» **Task statement**: Faithfully return all lines, omitting every embedded picture.

----------------

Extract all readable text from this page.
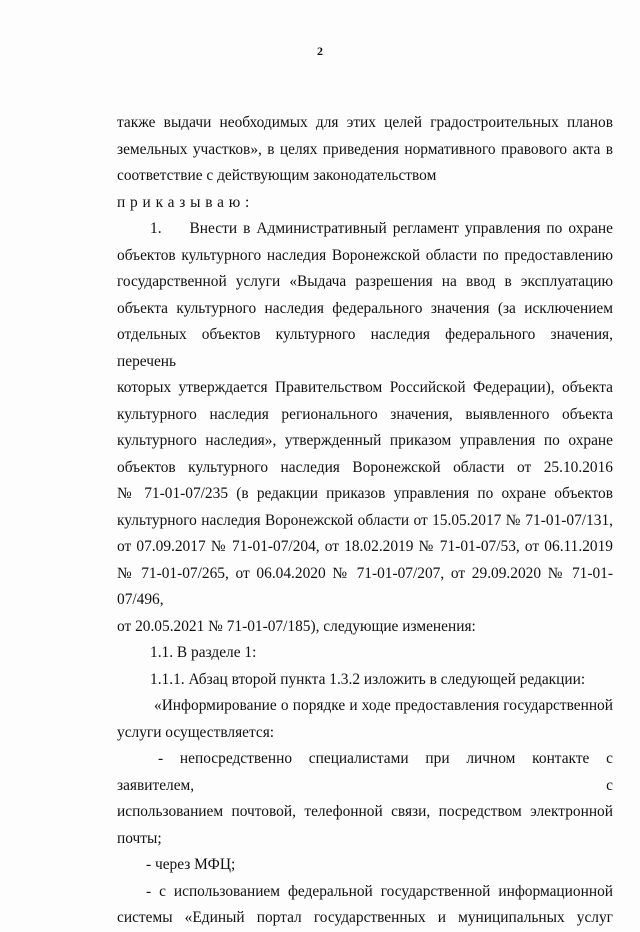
2

также выдачи необходимых для этих целей градостроительных планов

земельных участков», в целях приведения нормативного правового акта в

соответствие с действующим законодательством

приказываю:

1. Внести в Административный регламент управления по охране

объектов культурного наследия Воронежской области по предоставлению

государственной услуги «Выдача разрешения на ввод в эксплуатацию

объекта культурного наследия федерального значения (за исключением

отдельных объектов культурного наследия федерального значения, перечень

которых утверждается Правительством Российской Федерации), объекта

культурного наследия регионального значения, выявленного объекта

культурного наследия», утвержденный приказом управления по охране

объектов культурного наследия Воронежской области от 25.10.2016

№ 71-01-07/235 (в редакции приказов управления по охране объектов

культурного наследия Воронежской области от 15.05.2017 № 71-01-07/131,

от 07.09.2017 № 71-01-07/204, от 18.02.2019 № 71-01-07/53, от 06.11.2019

№ 71-01-07/265, от 06.04.2020 № 71-01-07/207, от 29.09.2020 № 71-01-07/496,

от 20.05.2021 № 71-01-07/185), следующие изменения:

1.1. В разделе 1:

1.1.1. Абзац второй пункта 1.3.2 изложить в следующей редакции:

«Информирование о порядке и ходе предоставления государственной

услуги осуществляется:

- непосредственно специалистами при личном контакте с заявителем, с

использованием почтовой, телефонной связи, посредством электронной

почты;

- через МФЦ;

- с использованием федеральной государственной информационной

системы «Единый портал государственных и муниципальных услуг
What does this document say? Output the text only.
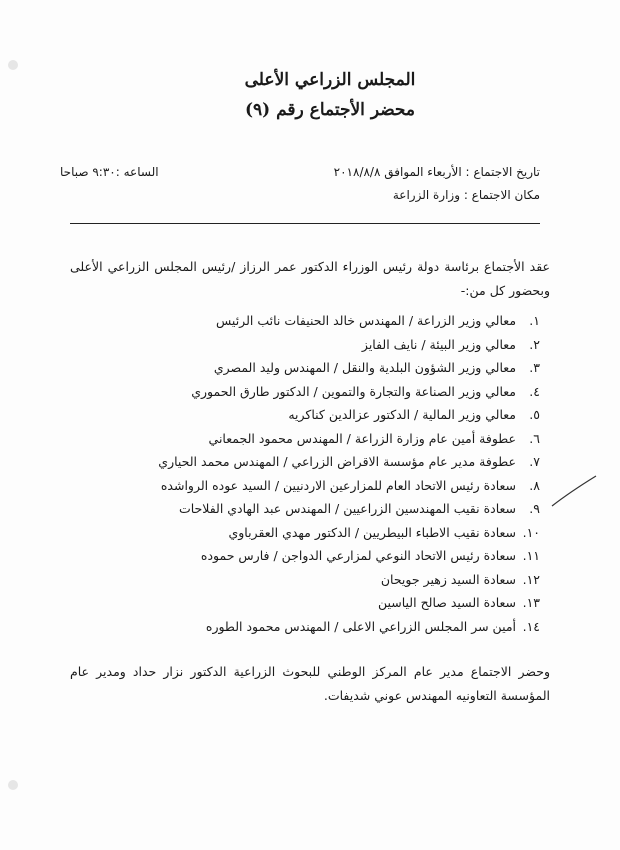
المجلس الزراعي الأعلى
محضر الأجتماع رقم (٩)
تاريخ الاجتماع : الأربعاء الموافق ٢٠١٨/٨/٨
الساعه :٩:٣٠ صباحا
مكان الاجتماع : وزارة الزراعة
عقد الأجتماع برئاسة دولة رئيس الوزراء الدكتور عمر الرزاز /رئيس المجلس الزراعي الأعلى وبحضور كل من:-
١. معالي وزير الزراعة / المهندس خالد الحنيفات نائب الرئيس
٢. معالي وزير البيئة / نايف الفايز
٣. معالي وزير الشؤون البلدية والنقل / المهندس وليد المصري
٤. معالي وزير الصناعة والتجارة والتموين / الدكتور طارق الحموري
٥. معالي وزير المالية / الدكتور عزالدين كناكريه
٦. عطوفة أمين عام وزارة الزراعة / المهندس محمود الجمعاني
٧. عطوفة مدير عام مؤسسة الاقراض الزراعي / المهندس محمد الحياري
٨. سعادة رئيس الاتحاد العام للمزارعين الاردنيين / السيد عوده الرواشده
٩. سعادة نقيب المهندسين الزراعيين / المهندس عبد الهادي الفلاحات
١٠. سعادة نقيب الاطباء البيطريين / الدكتور مهدي العقرباوي
١١. سعادة رئيس الاتحاد النوعي لمزارعي الدواجن / فارس حموده
١٢. سعادة السيد زهير جويحان
١٣. سعادة السيد صالح الياسين
١٤. أمين سر المجلس الزراعي الاعلى / المهندس محمود الطوره
وحضر الاجتماع مدير عام المركز الوطني للبحوث الزراعية الدكتور نزار حداد ومدير عام المؤسسة التعاونيه المهندس عوني شديفات.
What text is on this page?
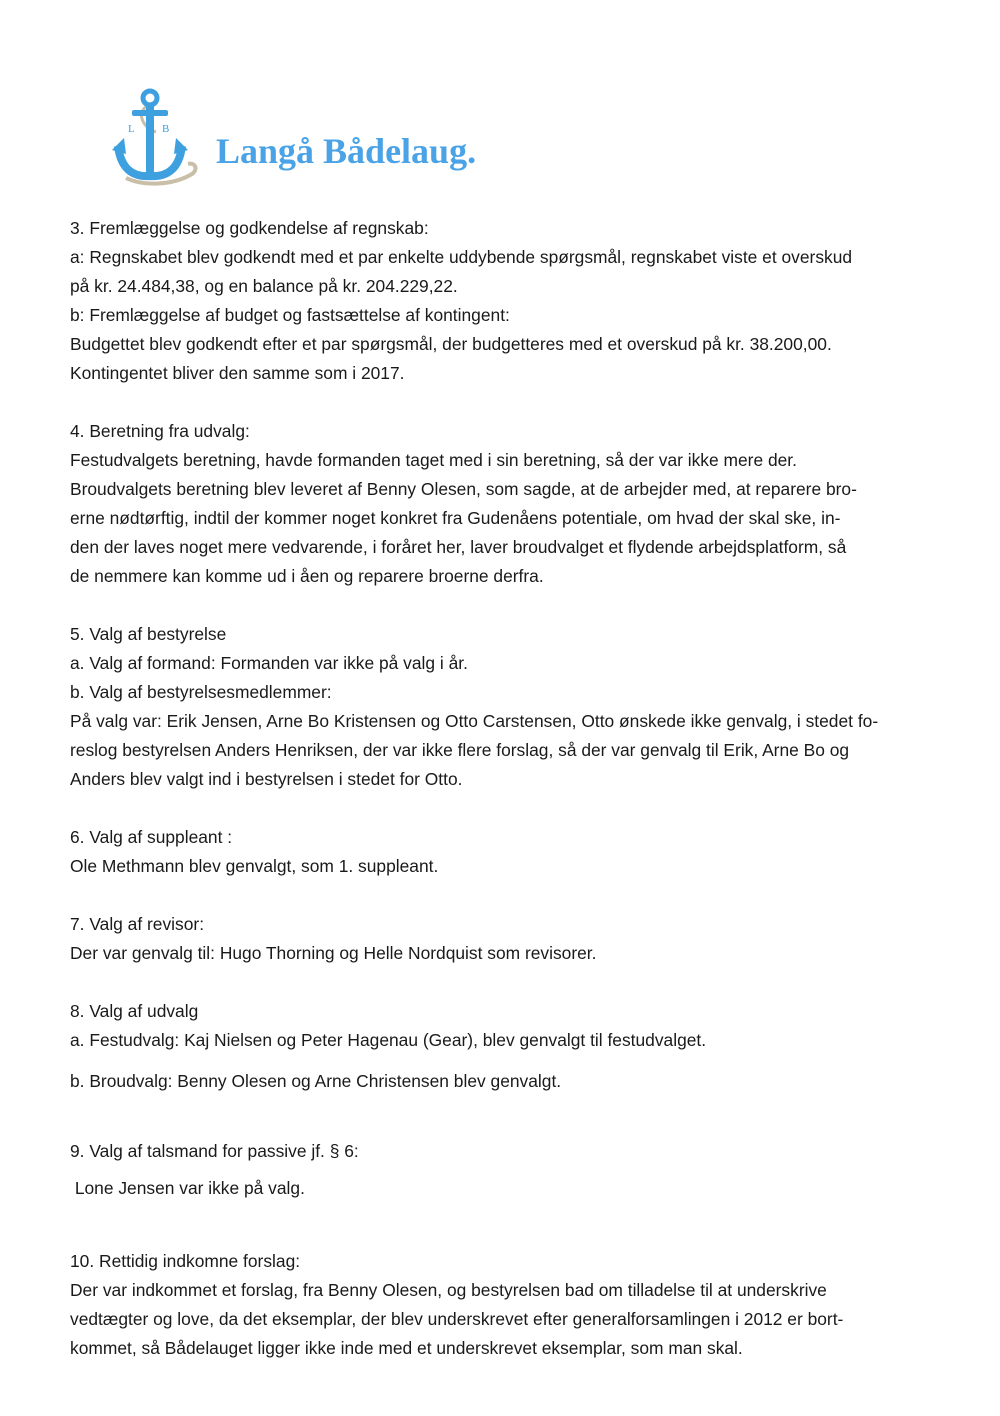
L B
Langå Bådelaug.
3. Fremlæggelse og godkendelse af regnskab:
a: Regnskabet blev godkendt med et par enkelte uddybende spørgsmål, regnskabet viste et overskud
på kr. 24.484,38, og en balance på kr. 204.229,22.
b: Fremlæggelse af budget og fastsættelse af kontingent:
Budgettet blev godkendt efter et par spørgsmål, der budgetteres med et overskud på kr. 38.200,00.
Kontingentet bliver den samme som i 2017.
4. Beretning fra udvalg:
Festudvalgets beretning, havde formanden taget med i sin beretning, så der var ikke mere der.
Broudvalgets beretning blev leveret af Benny Olesen, som sagde, at de arbejder med, at reparere bro-
erne nødtørftig, indtil der kommer noget konkret fra Gudenåens potentiale, om hvad der skal ske, in-
den der laves noget mere vedvarende, i foråret her, laver broudvalget et flydende arbejdsplatform, så
de nemmere kan komme ud i åen og reparere broerne derfra.
5. Valg af bestyrelse
a. Valg af formand: Formanden var ikke på valg i år.
b. Valg af bestyrelsesmedlemmer:
På valg var: Erik Jensen, Arne Bo Kristensen og Otto Carstensen, Otto ønskede ikke genvalg, i stedet fo-
reslog bestyrelsen Anders Henriksen, der var ikke flere forslag, så der var genvalg til Erik, Arne Bo og
Anders blev valgt ind i bestyrelsen i stedet for Otto.
6. Valg af suppleant :
Ole Methmann blev genvalgt, som 1. suppleant.
7. Valg af revisor:
Der var genvalg til: Hugo Thorning og Helle Nordquist som revisorer.
8. Valg af udvalg
a. Festudvalg: Kaj Nielsen og Peter Hagenau (Gear), blev genvalgt til festudvalget.
b. Broudvalg: Benny Olesen og Arne Christensen blev genvalgt.
9. Valg af talsmand for passive jf. § 6:
Lone Jensen var ikke på valg.
10. Rettidig indkomne forslag:
Der var indkommet et forslag, fra Benny Olesen, og bestyrelsen bad om tilladelse til at underskrive
vedtægter og love, da det eksemplar, der blev underskrevet efter generalforsamlingen i 2012 er bort-
kommet, så Bådelauget ligger ikke inde med et underskrevet eksemplar, som man skal.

----------------

» **Written response**:
Extract all readable text from this page.
2

также выдачи необходимых для этих целей градостроительных планов

земельных участков», в целях приведения нормативного правового акта в

соответствие с действующим законодательством

приказываю:

1. Внести в Административный регламент управления по охране

объектов культурного наследия Воронежской области по предоставлению

государственной услуги «Выдача разрешения на ввод в эксплуатацию

объекта культурного наследия федерального значения (за исключением

отдельных объектов культурного наследия федерального значения, перечень

которых утверждается Правительством Российской Федерации), объекта

культурного наследия регионального значения, выявленного объекта

культурного наследия», утвержденный приказом управления по охране

объектов культурного наследия Воронежской области от 25.10.2016

№ 71-01-07/235 (в редакции приказов управления по охране объектов

культурного наследия Воронежской области от 15.05.2017 № 71-01-07/131,

от 07.09.2017 № 71-01-07/204, от 18.02.2019 № 71-01-07/53, от 06.11.2019

№ 71-01-07/265, от 06.04.2020 № 71-01-07/207, от 29.09.2020 № 71-01-07/496,

от 20.05.2021 № 71-01-07/185), следующие изменения:

1.1. В разделе 1:

1.1.1. Абзац второй пункта 1.3.2 изложить в следующей редакции:

«Информирование о порядке и ходе предоставления государственной

услуги осуществляется:

- непосредственно специалистами при личном контакте с заявителем, с

использованием почтовой, телефонной связи, посредством электронной

почты;

- через МФЦ;

- с использованием федеральной государственной информационной

системы «Единый портал государственных и муниципальных услуг
What does this document say? Output the text only.
المجلس الزراعي الأعلى
محضر الأجتماع رقم (٩)
تاريخ الاجتماع : الأربعاء الموافق ٢٠١٨/٨/٨
الساعه :٩:٣٠ صباحا
مكان الاجتماع : وزارة الزراعة
عقد الأجتماع برئاسة دولة رئيس الوزراء الدكتور عمر الرزاز /رئيس المجلس الزراعي الأعلى وبحضور كل من:-
١. معالي وزير الزراعة / المهندس خالد الحنيفات نائب الرئيس
٢. معالي وزير البيئة / نايف الفايز
٣. معالي وزير الشؤون البلدية والنقل / المهندس وليد المصري
٤. معالي وزير الصناعة والتجارة والتموين / الدكتور طارق الحموري
٥. معالي وزير المالية / الدكتور عزالدين كناكريه
٦. عطوفة أمين عام وزارة الزراعة / المهندس محمود الجمعاني
٧. عطوفة مدير عام مؤسسة الاقراض الزراعي / المهندس محمد الحياري
٨. سعادة رئيس الاتحاد العام للمزارعين الاردنيين / السيد عوده الرواشده
٩. سعادة نقيب المهندسين الزراعيين / المهندس عبد الهادي الفلاحات
١٠. سعادة نقيب الاطباء البيطريين / الدكتور مهدي العقرباوي
١١. سعادة رئيس الاتحاد النوعي لمزارعي الدواجن / فارس حموده
١٢. سعادة السيد زهير جويحان
١٣. سعادة السيد صالح الياسين
١٤. أمين سر المجلس الزراعي الاعلى / المهندس محمود الطوره
وحضر الاجتماع مدير عام المركز الوطني للبحوث الزراعية الدكتور نزار حداد ومدير عام المؤسسة التعاونيه المهندس عوني شديفات.
What text is on this page?
L B
Langå Bådelaug.
3. Fremlæggelse og godkendelse af regnskab:
a: Regnskabet blev godkendt med et par enkelte uddybende spørgsmål, regnskabet viste et overskud
på kr. 24.484,38, og en balance på kr. 204.229,22.
b: Fremlæggelse af budget og fastsættelse af kontingent:
Budgettet blev godkendt efter et par spørgsmål, der budgetteres med et overskud på kr. 38.200,00.
Kontingentet bliver den samme som i 2017.
4. Beretning fra udvalg:
Festudvalgets beretning, havde formanden taget med i sin beretning, så der var ikke mere der.
Broudvalgets beretning blev leveret af Benny Olesen, som sagde, at de arbejder med, at reparere bro-
erne nødtørftig, indtil der kommer noget konkret fra Gudenåens potentiale, om hvad der skal ske, in-
den der laves noget mere vedvarende, i foråret her, laver broudvalget et flydende arbejdsplatform, så
de nemmere kan komme ud i åen og reparere broerne derfra.
5. Valg af bestyrelse
a. Valg af formand: Formanden var ikke på valg i år.
b. Valg af bestyrelsesmedlemmer:
På valg var: Erik Jensen, Arne Bo Kristensen og Otto Carstensen, Otto ønskede ikke genvalg, i stedet fo-
reslog bestyrelsen Anders Henriksen, der var ikke flere forslag, så der var genvalg til Erik, Arne Bo og
Anders blev valgt ind i bestyrelsen i stedet for Otto.
6. Valg af suppleant :
Ole Methmann blev genvalgt, som 1. suppleant.
7. Valg af revisor:
Der var genvalg til: Hugo Thorning og Helle Nordquist som revisorer.
8. Valg af udvalg
a. Festudvalg: Kaj Nielsen og Peter Hagenau (Gear), blev genvalgt til festudvalget.
b. Broudvalg: Benny Olesen og Arne Christensen blev genvalgt.
9. Valg af talsmand for passive jf. § 6:
Lone Jensen var ikke på valg.
10. Rettidig indkomne forslag:
Der var indkommet et forslag, fra Benny Olesen, og bestyrelsen bad om tilladelse til at underskrive
vedtægter og love, da det eksemplar, der blev underskrevet efter generalforsamlingen i 2012 er bort-
kommet, så Bådelauget ligger ikke inde med et underskrevet eksemplar, som man skal.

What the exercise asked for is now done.